Given task. An exact reproduction of the records is required, with all images left out.

Input records.
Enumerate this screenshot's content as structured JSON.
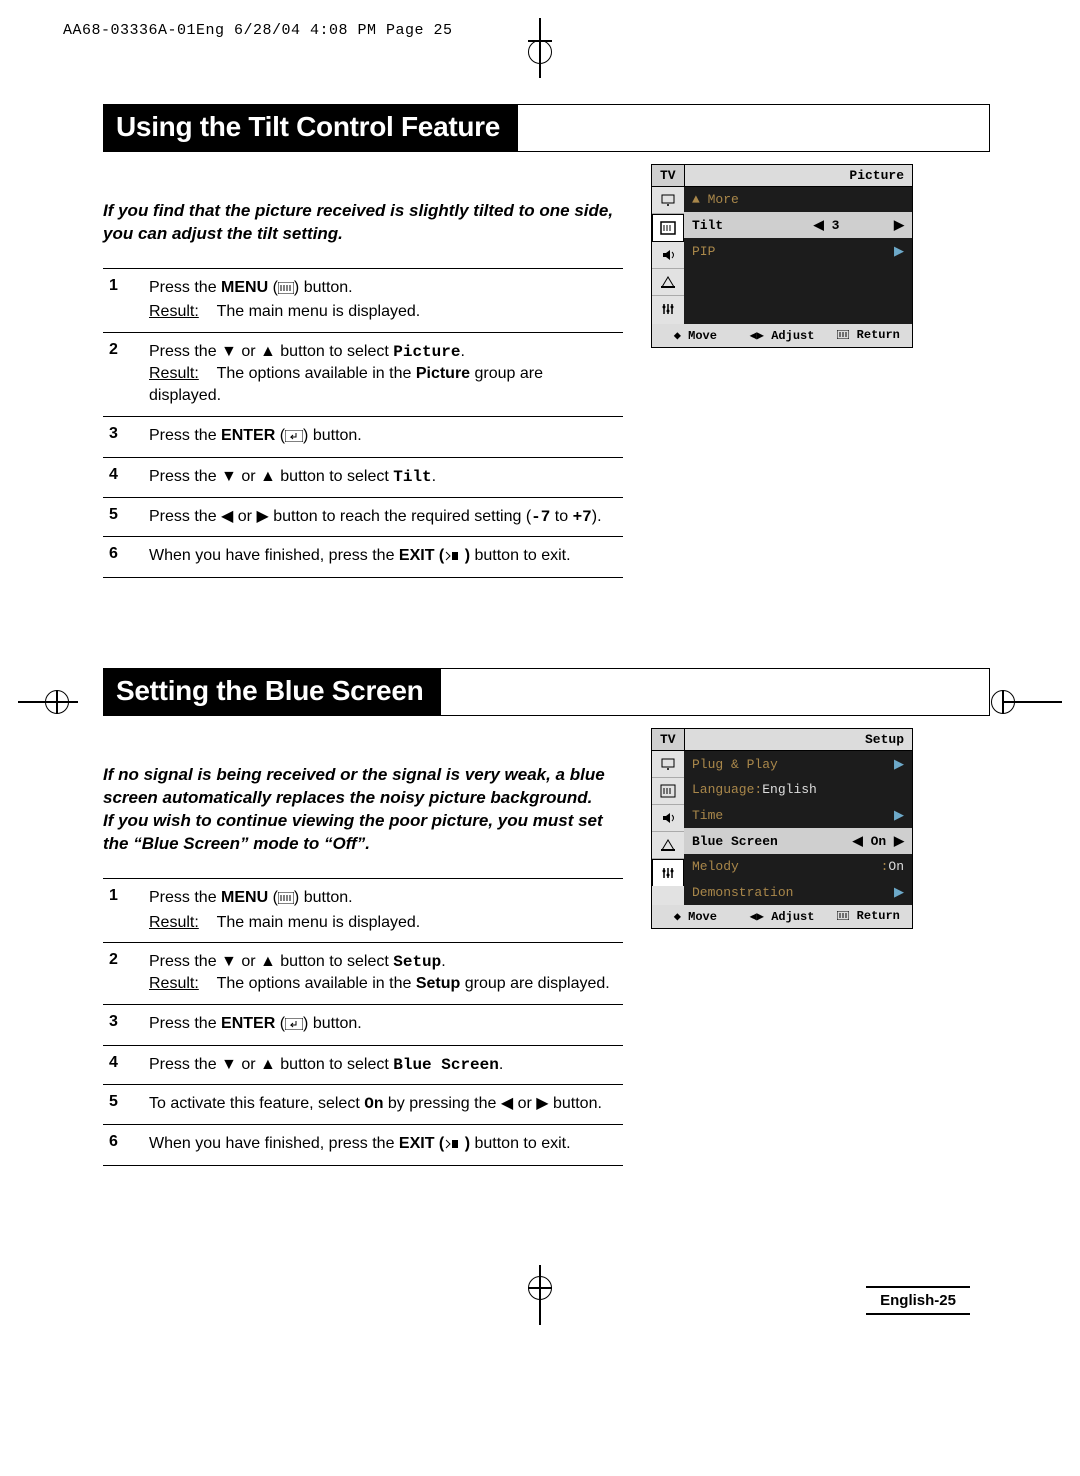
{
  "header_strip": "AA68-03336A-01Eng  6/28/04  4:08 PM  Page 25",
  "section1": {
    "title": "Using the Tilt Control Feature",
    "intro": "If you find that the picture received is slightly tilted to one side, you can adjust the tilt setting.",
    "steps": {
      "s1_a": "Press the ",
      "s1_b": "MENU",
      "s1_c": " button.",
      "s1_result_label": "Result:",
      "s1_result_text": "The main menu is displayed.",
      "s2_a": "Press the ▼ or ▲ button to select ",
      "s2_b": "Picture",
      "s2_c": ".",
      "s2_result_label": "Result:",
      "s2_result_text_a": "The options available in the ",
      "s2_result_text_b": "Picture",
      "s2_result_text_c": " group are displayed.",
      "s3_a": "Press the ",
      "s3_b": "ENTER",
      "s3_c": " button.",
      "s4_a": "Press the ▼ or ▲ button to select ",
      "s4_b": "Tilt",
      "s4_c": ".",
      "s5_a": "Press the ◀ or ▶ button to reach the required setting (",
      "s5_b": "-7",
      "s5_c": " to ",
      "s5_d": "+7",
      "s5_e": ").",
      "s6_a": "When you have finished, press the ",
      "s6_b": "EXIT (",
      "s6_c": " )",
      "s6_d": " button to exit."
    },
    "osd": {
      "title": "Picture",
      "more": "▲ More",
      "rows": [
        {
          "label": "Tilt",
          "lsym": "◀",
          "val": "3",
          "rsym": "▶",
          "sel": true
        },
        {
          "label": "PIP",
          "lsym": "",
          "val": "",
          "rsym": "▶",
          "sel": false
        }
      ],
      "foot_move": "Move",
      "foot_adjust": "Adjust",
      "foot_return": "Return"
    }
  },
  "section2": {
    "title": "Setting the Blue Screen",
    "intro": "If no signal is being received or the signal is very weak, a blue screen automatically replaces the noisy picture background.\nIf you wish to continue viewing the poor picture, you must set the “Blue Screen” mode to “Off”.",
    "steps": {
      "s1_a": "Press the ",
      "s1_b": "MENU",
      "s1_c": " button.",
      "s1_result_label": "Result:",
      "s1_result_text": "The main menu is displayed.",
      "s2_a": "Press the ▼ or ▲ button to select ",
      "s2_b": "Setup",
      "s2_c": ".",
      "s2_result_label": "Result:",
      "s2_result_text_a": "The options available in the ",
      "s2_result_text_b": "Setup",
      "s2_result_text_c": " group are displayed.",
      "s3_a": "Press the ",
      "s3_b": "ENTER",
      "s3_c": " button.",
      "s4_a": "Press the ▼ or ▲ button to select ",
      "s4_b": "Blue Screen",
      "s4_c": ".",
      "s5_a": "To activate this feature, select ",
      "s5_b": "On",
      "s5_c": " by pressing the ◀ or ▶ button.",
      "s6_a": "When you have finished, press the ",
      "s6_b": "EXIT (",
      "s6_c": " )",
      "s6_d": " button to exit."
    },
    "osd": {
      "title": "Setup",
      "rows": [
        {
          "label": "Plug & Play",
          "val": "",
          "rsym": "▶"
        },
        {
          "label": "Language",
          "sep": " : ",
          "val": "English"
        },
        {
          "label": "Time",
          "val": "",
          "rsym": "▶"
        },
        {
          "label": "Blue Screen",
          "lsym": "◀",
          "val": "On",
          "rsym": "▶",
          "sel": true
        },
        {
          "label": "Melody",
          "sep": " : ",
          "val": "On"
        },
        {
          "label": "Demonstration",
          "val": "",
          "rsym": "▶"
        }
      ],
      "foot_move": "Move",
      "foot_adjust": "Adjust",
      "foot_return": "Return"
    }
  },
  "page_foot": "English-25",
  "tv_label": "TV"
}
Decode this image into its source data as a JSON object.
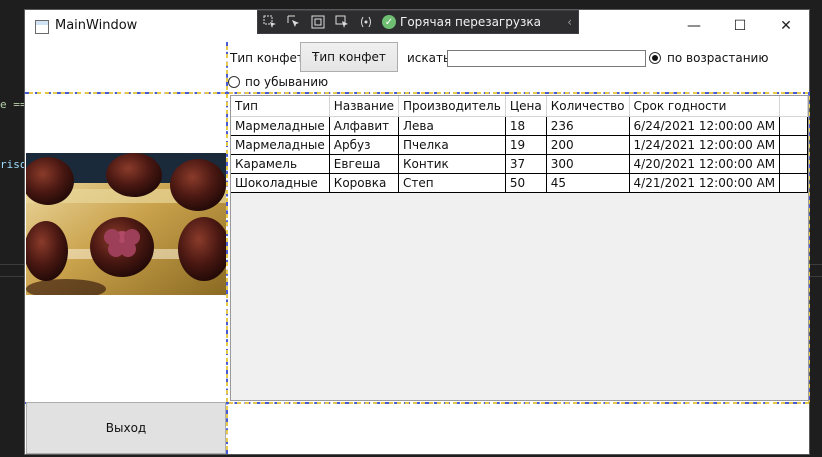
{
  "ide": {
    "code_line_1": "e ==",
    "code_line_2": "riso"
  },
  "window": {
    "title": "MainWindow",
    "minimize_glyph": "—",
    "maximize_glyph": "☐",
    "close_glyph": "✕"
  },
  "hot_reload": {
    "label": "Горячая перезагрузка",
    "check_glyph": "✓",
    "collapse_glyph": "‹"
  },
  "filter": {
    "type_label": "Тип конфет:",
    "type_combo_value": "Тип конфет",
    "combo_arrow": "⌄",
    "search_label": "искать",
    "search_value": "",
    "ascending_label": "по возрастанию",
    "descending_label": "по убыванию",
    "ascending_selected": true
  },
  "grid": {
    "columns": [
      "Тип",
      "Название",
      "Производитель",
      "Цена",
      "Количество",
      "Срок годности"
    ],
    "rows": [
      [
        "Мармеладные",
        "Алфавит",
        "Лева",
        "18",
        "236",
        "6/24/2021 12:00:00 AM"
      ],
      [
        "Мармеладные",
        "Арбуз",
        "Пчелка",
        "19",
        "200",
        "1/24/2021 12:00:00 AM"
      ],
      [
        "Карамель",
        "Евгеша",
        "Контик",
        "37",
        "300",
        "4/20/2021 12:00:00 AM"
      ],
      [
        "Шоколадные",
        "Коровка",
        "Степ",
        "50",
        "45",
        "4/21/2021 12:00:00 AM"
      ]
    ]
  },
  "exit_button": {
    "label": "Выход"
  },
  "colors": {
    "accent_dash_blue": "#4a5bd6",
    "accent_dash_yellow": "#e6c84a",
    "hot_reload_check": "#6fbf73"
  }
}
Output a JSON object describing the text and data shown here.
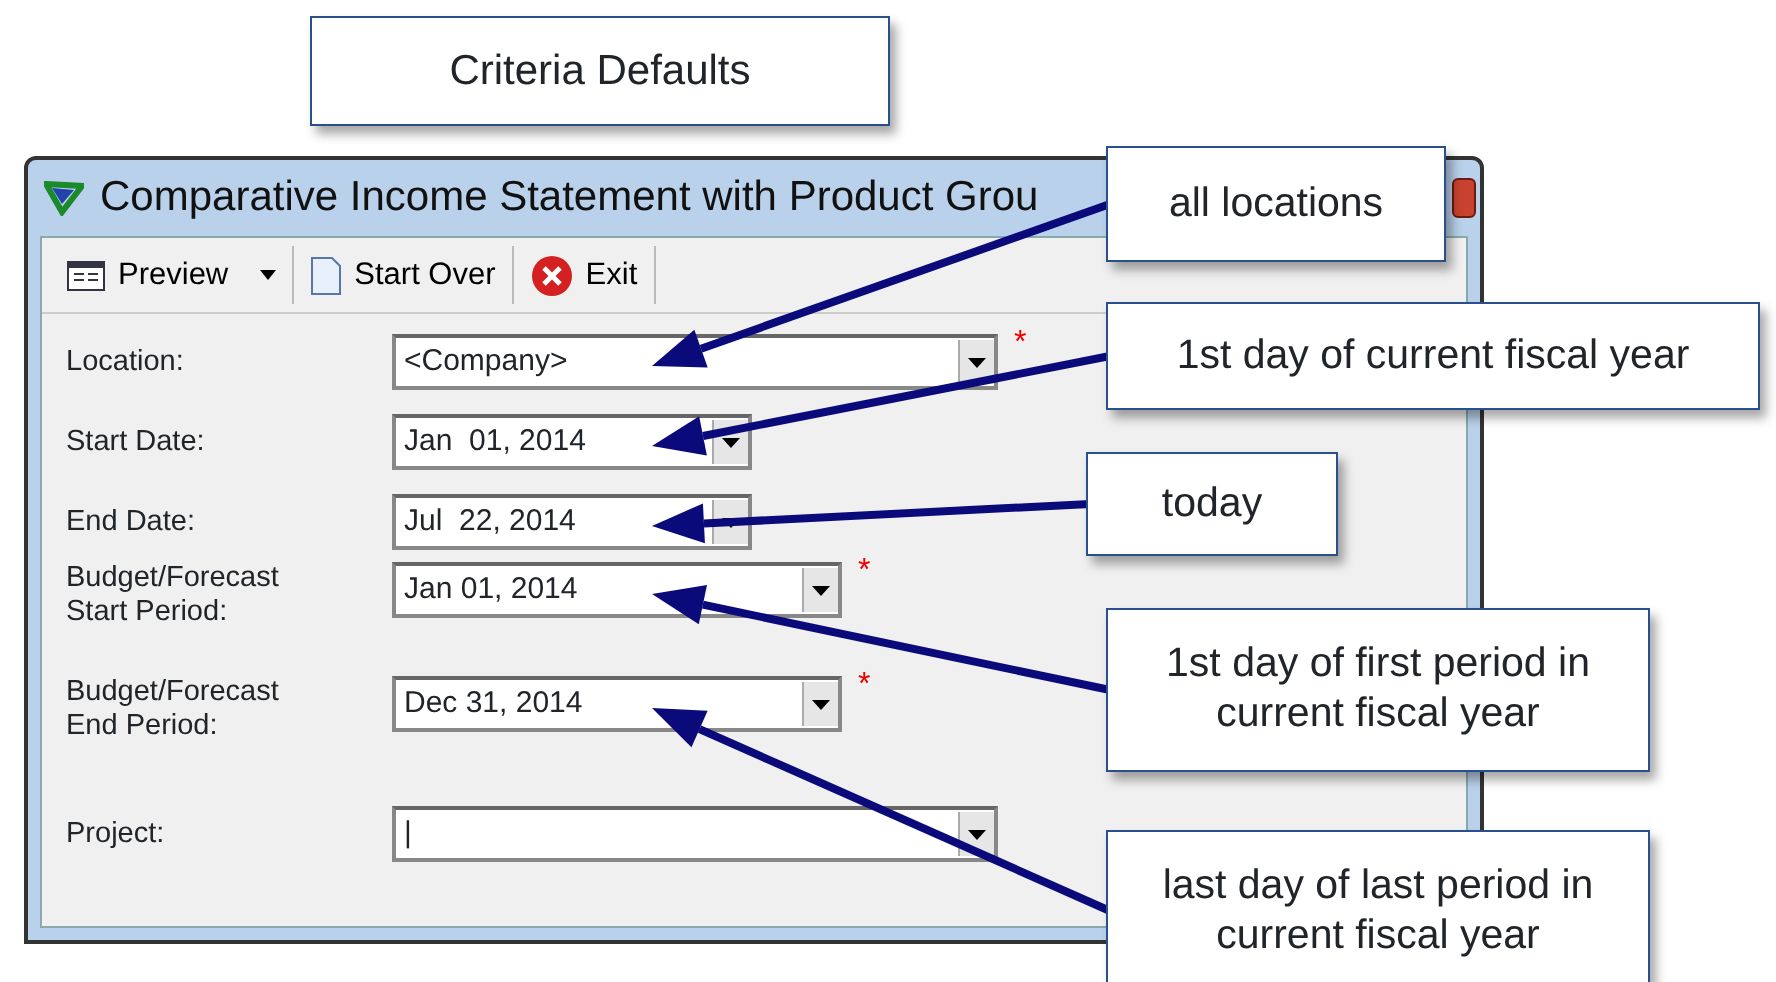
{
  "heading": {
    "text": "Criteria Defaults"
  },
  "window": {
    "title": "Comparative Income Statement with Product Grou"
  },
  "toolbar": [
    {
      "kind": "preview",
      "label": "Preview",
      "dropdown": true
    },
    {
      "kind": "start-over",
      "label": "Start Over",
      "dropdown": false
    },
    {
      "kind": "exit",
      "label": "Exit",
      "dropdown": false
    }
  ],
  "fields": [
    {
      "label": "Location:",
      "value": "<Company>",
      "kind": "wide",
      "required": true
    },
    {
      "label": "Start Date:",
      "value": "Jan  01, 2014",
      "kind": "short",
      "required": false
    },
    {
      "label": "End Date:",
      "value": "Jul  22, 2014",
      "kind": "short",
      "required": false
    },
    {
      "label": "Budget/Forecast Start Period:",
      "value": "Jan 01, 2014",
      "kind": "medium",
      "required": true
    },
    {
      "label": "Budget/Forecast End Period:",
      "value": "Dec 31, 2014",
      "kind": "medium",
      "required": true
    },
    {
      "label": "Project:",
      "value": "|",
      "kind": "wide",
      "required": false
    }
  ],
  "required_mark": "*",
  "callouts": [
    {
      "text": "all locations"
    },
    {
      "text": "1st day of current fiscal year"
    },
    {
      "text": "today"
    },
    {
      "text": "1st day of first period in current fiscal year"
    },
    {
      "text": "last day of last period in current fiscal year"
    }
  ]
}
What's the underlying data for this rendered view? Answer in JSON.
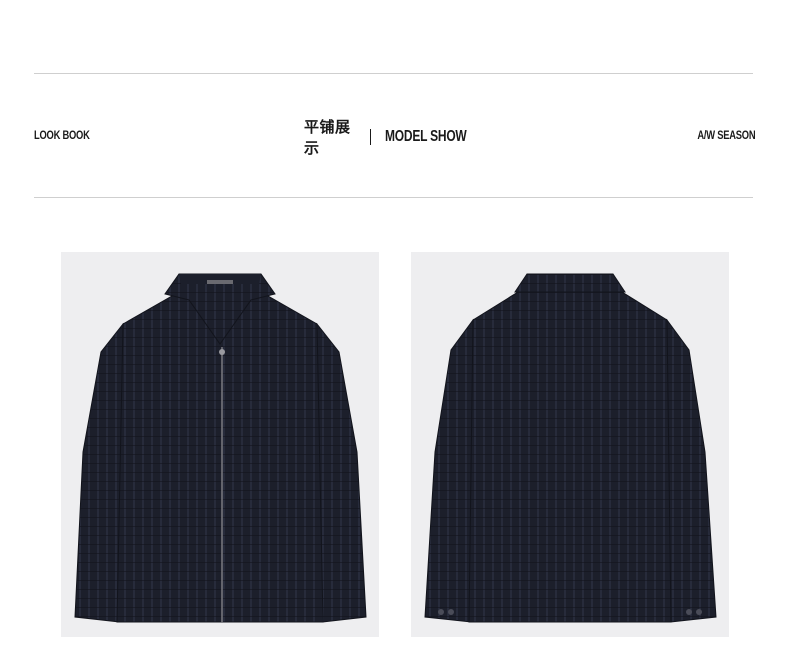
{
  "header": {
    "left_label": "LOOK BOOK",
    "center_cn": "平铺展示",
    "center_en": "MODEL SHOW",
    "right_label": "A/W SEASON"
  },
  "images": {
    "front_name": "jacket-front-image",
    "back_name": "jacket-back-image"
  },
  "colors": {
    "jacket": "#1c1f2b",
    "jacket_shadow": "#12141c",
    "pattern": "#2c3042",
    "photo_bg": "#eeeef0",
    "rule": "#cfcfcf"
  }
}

Reply to the exercise.
Enumerate this screenshot's content as structured JSON.
{
  "header_strip": "AA68-03336A-01Eng  6/28/04  4:08 PM  Page 25",
  "section1": {
    "title": "Using the Tilt Control Feature",
    "intro": "If you find that the picture received is slightly tilted to one side, you can adjust the tilt setting.",
    "steps": {
      "s1_a": "Press the ",
      "s1_b": "MENU",
      "s1_c": " button.",
      "s1_result_label": "Result:",
      "s1_result_text": "The main menu is displayed.",
      "s2_a": "Press the ▼ or ▲ button to select ",
      "s2_b": "Picture",
      "s2_c": ".",
      "s2_result_label": "Result:",
      "s2_result_text_a": "The options available in the ",
      "s2_result_text_b": "Picture",
      "s2_result_text_c": " group are displayed.",
      "s3_a": "Press the ",
      "s3_b": "ENTER",
      "s3_c": " button.",
      "s4_a": "Press the ▼ or ▲ button to select ",
      "s4_b": "Tilt",
      "s4_c": ".",
      "s5_a": "Press the ◀ or ▶ button to reach the required setting (",
      "s5_b": "-7",
      "s5_c": " to ",
      "s5_d": "+7",
      "s5_e": ").",
      "s6_a": "When you have finished, press the ",
      "s6_b": "EXIT (",
      "s6_c": " )",
      "s6_d": " button to exit."
    },
    "osd": {
      "title": "Picture",
      "more": "▲ More",
      "rows": [
        {
          "label": "Tilt",
          "lsym": "◀",
          "val": "3",
          "rsym": "▶",
          "sel": true
        },
        {
          "label": "PIP",
          "lsym": "",
          "val": "",
          "rsym": "▶",
          "sel": false
        }
      ],
      "foot_move": "Move",
      "foot_adjust": "Adjust",
      "foot_return": "Return"
    }
  },
  "section2": {
    "title": "Setting the Blue Screen",
    "intro": "If no signal is being received or the signal is very weak, a blue screen automatically replaces the noisy picture background.\nIf you wish to continue viewing the poor picture, you must set the “Blue Screen” mode to “Off”.",
    "steps": {
      "s1_a": "Press the ",
      "s1_b": "MENU",
      "s1_c": " button.",
      "s1_result_label": "Result:",
      "s1_result_text": "The main menu is displayed.",
      "s2_a": "Press the ▼ or ▲ button to select ",
      "s2_b": "Setup",
      "s2_c": ".",
      "s2_result_label": "Result:",
      "s2_result_text_a": "The options available in the ",
      "s2_result_text_b": "Setup",
      "s2_result_text_c": " group are displayed.",
      "s3_a": "Press the ",
      "s3_b": "ENTER",
      "s3_c": " button.",
      "s4_a": "Press the ▼ or ▲ button to select ",
      "s4_b": "Blue Screen",
      "s4_c": ".",
      "s5_a": "To activate this feature, select ",
      "s5_b": "On",
      "s5_c": " by pressing the ◀ or ▶ button.",
      "s6_a": "When you have finished, press the ",
      "s6_b": "EXIT (",
      "s6_c": " )",
      "s6_d": " button to exit."
    },
    "osd": {
      "title": "Setup",
      "rows": [
        {
          "label": "Plug & Play",
          "val": "",
          "rsym": "▶"
        },
        {
          "label": "Language",
          "sep": " : ",
          "val": "English"
        },
        {
          "label": "Time",
          "val": "",
          "rsym": "▶"
        },
        {
          "label": "Blue Screen",
          "lsym": "◀",
          "val": "On",
          "rsym": "▶",
          "sel": true
        },
        {
          "label": "Melody",
          "sep": " : ",
          "val": "On"
        },
        {
          "label": "Demonstration",
          "val": "",
          "rsym": "▶"
        }
      ],
      "foot_move": "Move",
      "foot_adjust": "Adjust",
      "foot_return": "Return"
    }
  },
  "page_foot": "English-25",
  "tv_label": "TV"
}
Decode this image into its source data as a JSON object.
{
  "ide": {
    "code_line_1": "e ==",
    "code_line_2": "riso"
  },
  "window": {
    "title": "MainWindow",
    "minimize_glyph": "—",
    "maximize_glyph": "☐",
    "close_glyph": "✕"
  },
  "hot_reload": {
    "label": "Горячая перезагрузка",
    "check_glyph": "✓",
    "collapse_glyph": "‹"
  },
  "filter": {
    "type_label": "Тип конфет:",
    "type_combo_value": "Тип конфет",
    "combo_arrow": "⌄",
    "search_label": "искать",
    "search_value": "",
    "ascending_label": "по возрастанию",
    "descending_label": "по убыванию",
    "ascending_selected": true
  },
  "grid": {
    "columns": [
      "Тип",
      "Название",
      "Производитель",
      "Цена",
      "Количество",
      "Срок годности"
    ],
    "rows": [
      [
        "Мармеладные",
        "Алфавит",
        "Лева",
        "18",
        "236",
        "6/24/2021 12:00:00 AM"
      ],
      [
        "Мармеладные",
        "Арбуз",
        "Пчелка",
        "19",
        "200",
        "1/24/2021 12:00:00 AM"
      ],
      [
        "Карамель",
        "Евгеша",
        "Контик",
        "37",
        "300",
        "4/20/2021 12:00:00 AM"
      ],
      [
        "Шоколадные",
        "Коровка",
        "Степ",
        "50",
        "45",
        "4/21/2021 12:00:00 AM"
      ]
    ]
  },
  "exit_button": {
    "label": "Выход"
  },
  "colors": {
    "accent_dash_blue": "#4a5bd6",
    "accent_dash_yellow": "#e6c84a",
    "hot_reload_check": "#6fbf73"
  }
}
Output a JSON object describing the text and data shown here.
{
  "heading": {
    "text": "Criteria Defaults"
  },
  "window": {
    "title": "Comparative Income Statement with Product Grou"
  },
  "toolbar": [
    {
      "kind": "preview",
      "label": "Preview",
      "dropdown": true
    },
    {
      "kind": "start-over",
      "label": "Start Over",
      "dropdown": false
    },
    {
      "kind": "exit",
      "label": "Exit",
      "dropdown": false
    }
  ],
  "fields": [
    {
      "label": "Location:",
      "value": "<Company>",
      "kind": "wide",
      "required": true
    },
    {
      "label": "Start Date:",
      "value": "Jan  01, 2014",
      "kind": "short",
      "required": false
    },
    {
      "label": "End Date:",
      "value": "Jul  22, 2014",
      "kind": "short",
      "required": false
    },
    {
      "label": "Budget/Forecast Start Period:",
      "value": "Jan 01, 2014",
      "kind": "medium",
      "required": true
    },
    {
      "label": "Budget/Forecast End Period:",
      "value": "Dec 31, 2014",
      "kind": "medium",
      "required": true
    },
    {
      "label": "Project:",
      "value": "|",
      "kind": "wide",
      "required": false
    }
  ],
  "required_mark": "*",
  "callouts": [
    {
      "text": "all locations"
    },
    {
      "text": "1st day of current fiscal year"
    },
    {
      "text": "today"
    },
    {
      "text": "1st day of first period in current fiscal year"
    },
    {
      "text": "last day of last period in current fiscal year"
    }
  ]
}
What's the underlying data for this rendered view? Answer in JSON.
{
  "header": {
    "left_label": "LOOK BOOK",
    "center_cn": "平铺展示",
    "center_en": "MODEL SHOW",
    "right_label": "A/W SEASON"
  },
  "images": {
    "front_name": "jacket-front-image",
    "back_name": "jacket-back-image"
  },
  "colors": {
    "jacket": "#1c1f2b",
    "jacket_shadow": "#12141c",
    "pattern": "#2c3042",
    "photo_bg": "#eeeef0",
    "rule": "#cfcfcf"
  }
}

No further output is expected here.